EXERCISE REQUIREMENTS: Show every line in the records below that contains the word "основании".

BEGIN PROVIDED RECORDS

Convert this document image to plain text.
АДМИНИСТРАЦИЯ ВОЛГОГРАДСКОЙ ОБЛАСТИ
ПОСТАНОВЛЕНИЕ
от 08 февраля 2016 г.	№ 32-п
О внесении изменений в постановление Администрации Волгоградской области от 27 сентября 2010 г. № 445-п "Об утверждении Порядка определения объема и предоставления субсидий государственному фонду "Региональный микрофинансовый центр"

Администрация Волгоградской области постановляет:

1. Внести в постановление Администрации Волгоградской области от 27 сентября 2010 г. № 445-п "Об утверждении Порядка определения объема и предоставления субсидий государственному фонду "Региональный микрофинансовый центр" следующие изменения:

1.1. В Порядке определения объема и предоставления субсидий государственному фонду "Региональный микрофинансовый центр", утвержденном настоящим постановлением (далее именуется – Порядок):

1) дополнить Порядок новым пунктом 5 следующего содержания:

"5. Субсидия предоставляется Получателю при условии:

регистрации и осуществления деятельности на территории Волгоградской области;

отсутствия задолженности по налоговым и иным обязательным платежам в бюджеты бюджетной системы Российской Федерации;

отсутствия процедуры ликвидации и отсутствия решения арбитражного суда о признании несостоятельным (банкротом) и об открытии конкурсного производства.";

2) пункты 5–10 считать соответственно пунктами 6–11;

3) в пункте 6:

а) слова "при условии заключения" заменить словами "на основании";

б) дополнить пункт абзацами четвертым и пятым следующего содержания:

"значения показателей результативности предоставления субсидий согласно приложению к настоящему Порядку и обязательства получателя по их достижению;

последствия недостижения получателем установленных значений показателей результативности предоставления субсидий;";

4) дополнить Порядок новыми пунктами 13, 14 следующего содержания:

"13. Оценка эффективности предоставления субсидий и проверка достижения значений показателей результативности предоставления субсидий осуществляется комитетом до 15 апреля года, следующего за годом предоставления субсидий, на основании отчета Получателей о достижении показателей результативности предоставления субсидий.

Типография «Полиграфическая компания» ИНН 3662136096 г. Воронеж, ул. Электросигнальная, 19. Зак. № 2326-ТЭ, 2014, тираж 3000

END PROVIDED RECORDS

TASK RESULT:
а) слова "при условии заключения" заменить словами "на основании";
"13. Оценка эффективности предоставления субсидий и проверка достижения значений показателей результативности предоставления субсидий осуществляется комитетом до 15 апреля года, следующего за годом предоставления субсидий, на основании отчета Получателей о достижении показателей результативности предоставления субсидий.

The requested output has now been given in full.